### Stored data
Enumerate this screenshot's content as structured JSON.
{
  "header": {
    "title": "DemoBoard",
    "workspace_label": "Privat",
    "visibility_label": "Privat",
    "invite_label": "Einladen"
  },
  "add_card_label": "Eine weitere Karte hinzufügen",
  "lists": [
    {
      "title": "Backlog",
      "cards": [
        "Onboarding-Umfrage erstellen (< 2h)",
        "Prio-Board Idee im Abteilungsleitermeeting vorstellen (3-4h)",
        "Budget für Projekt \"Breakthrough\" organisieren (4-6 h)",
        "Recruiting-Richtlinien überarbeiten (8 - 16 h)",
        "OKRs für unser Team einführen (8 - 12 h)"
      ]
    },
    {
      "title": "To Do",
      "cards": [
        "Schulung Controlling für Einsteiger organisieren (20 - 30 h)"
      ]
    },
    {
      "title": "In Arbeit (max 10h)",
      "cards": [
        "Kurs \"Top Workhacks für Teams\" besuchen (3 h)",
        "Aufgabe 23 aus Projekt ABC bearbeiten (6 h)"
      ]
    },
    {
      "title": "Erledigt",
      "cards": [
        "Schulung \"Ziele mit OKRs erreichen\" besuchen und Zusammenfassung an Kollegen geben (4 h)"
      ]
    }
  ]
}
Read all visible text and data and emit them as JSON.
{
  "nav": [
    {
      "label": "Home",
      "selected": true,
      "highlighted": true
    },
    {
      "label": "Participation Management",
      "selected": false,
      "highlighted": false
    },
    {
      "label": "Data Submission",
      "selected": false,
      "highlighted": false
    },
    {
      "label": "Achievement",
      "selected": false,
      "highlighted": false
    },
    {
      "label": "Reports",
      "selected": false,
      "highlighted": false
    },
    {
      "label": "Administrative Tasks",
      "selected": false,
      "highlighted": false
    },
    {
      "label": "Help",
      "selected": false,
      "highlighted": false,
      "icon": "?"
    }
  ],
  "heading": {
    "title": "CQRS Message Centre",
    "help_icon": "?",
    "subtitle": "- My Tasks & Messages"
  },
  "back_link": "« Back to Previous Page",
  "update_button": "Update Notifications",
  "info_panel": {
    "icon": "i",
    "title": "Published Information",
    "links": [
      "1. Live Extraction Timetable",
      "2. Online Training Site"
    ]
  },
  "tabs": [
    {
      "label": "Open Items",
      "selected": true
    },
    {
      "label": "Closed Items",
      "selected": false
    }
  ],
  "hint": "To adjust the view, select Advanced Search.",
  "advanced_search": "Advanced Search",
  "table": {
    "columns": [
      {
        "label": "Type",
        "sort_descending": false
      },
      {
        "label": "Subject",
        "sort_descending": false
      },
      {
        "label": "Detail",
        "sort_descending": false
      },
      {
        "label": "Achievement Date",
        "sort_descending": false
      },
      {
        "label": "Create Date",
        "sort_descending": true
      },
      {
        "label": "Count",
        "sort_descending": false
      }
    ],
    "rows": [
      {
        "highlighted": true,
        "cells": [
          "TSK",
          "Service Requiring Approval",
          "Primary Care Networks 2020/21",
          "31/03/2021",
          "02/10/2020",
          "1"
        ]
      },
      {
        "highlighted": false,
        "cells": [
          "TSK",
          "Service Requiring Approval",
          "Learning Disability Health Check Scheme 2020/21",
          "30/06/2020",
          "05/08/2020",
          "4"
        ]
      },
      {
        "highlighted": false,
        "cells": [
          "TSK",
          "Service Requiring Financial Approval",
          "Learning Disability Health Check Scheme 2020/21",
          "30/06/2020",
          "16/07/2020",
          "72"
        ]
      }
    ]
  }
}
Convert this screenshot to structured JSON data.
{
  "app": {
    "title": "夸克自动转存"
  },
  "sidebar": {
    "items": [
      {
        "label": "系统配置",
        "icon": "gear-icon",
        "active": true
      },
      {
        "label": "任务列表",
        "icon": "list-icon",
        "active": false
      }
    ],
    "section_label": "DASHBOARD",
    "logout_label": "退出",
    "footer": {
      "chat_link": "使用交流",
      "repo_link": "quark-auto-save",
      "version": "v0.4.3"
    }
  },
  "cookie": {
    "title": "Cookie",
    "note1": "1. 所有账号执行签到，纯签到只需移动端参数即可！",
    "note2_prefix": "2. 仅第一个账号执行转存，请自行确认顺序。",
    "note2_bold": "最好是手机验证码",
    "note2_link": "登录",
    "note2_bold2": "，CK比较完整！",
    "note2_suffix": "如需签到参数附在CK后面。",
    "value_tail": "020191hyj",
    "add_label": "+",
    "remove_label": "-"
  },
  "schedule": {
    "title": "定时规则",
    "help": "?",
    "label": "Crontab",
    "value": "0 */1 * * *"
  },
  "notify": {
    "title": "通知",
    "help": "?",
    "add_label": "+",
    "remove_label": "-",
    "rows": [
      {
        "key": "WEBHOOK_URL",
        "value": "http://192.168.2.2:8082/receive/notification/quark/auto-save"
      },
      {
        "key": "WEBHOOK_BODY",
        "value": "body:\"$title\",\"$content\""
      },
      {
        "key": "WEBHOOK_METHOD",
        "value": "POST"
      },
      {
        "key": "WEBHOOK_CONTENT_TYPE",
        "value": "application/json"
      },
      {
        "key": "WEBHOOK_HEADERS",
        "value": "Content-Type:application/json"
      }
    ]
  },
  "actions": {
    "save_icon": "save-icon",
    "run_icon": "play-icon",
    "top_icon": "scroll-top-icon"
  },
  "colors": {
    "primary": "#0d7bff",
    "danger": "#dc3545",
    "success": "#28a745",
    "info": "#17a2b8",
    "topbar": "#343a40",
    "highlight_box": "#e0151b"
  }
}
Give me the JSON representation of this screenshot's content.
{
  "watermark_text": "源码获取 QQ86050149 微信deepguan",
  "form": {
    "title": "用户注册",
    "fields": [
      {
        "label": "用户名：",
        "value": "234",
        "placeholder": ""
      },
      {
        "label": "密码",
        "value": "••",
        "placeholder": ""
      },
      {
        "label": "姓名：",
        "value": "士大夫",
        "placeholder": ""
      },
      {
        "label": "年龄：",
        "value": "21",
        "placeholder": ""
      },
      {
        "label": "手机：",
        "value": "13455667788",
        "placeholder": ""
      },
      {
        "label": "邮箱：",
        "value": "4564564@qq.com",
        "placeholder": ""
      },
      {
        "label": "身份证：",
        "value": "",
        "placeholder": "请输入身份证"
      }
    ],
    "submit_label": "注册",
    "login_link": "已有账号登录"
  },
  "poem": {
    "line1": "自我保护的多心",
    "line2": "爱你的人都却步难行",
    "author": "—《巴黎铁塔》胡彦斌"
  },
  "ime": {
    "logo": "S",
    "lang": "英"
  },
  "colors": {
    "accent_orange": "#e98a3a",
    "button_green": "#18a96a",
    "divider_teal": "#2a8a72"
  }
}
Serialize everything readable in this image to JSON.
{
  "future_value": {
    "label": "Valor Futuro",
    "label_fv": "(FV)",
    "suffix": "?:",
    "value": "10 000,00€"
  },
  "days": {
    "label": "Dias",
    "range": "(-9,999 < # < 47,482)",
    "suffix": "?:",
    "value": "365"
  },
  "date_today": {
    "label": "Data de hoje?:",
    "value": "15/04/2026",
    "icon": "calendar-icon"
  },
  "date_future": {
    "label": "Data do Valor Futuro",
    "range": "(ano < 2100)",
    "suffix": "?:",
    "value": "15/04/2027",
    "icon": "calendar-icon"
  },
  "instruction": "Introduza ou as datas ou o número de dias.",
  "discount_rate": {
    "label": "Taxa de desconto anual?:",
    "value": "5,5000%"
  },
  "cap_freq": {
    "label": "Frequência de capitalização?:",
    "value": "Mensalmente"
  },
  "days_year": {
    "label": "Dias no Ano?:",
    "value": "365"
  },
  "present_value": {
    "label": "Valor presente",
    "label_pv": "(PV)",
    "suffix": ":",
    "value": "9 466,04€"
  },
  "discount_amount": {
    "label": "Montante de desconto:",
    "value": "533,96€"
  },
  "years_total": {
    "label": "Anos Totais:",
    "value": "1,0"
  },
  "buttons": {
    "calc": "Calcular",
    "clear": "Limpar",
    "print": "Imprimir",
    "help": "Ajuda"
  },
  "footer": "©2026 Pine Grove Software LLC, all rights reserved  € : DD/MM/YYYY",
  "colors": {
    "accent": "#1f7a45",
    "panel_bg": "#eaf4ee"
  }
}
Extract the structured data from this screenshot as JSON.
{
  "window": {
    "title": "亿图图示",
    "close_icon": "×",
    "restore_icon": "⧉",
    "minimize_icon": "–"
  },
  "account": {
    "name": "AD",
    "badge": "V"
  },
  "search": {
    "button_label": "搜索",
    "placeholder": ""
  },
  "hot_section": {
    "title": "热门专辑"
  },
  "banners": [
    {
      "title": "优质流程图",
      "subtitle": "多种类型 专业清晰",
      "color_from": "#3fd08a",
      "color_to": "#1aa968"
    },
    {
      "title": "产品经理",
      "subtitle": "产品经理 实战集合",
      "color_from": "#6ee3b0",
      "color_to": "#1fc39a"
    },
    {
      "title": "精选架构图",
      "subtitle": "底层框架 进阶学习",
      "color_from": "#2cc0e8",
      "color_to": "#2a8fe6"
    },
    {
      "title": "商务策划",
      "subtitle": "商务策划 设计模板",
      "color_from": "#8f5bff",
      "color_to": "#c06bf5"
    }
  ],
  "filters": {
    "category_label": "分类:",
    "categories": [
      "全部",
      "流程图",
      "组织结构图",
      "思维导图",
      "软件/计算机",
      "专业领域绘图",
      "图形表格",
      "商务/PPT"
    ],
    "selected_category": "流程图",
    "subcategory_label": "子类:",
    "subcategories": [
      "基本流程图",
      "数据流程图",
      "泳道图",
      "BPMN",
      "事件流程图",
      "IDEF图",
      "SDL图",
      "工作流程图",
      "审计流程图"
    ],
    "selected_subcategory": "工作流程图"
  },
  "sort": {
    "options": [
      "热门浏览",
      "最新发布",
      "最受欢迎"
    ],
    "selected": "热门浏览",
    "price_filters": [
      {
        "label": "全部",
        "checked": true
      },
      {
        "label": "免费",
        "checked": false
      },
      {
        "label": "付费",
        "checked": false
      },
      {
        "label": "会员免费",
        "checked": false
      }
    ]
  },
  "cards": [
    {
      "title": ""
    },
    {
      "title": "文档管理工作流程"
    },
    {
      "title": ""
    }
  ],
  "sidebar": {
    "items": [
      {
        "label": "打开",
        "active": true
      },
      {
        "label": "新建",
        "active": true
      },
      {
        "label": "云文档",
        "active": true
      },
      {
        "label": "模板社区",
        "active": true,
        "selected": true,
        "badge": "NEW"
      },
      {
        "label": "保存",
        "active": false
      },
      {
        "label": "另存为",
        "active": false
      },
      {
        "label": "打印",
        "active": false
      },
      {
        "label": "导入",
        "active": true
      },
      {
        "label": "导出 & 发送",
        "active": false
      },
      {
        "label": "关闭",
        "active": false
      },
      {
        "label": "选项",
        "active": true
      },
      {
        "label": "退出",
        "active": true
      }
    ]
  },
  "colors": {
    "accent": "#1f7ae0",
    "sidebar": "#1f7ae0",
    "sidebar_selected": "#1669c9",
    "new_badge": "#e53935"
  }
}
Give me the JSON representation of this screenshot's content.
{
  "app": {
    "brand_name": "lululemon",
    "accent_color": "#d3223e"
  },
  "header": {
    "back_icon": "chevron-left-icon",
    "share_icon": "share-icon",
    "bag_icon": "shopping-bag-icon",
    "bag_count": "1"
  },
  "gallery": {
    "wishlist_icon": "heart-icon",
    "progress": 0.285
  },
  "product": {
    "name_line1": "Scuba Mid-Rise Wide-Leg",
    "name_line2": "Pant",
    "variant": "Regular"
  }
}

### Goal of the exercise
Extract each line from the entries above that contains the string "OKRs".

### Right answer
        "OKRs für unser Team einführen (8 - 12 h)"
        "Schulung \"Ziele mit OKRs erreichen\" besuchen und Zusammenfassung an Kollegen geben (4 h)"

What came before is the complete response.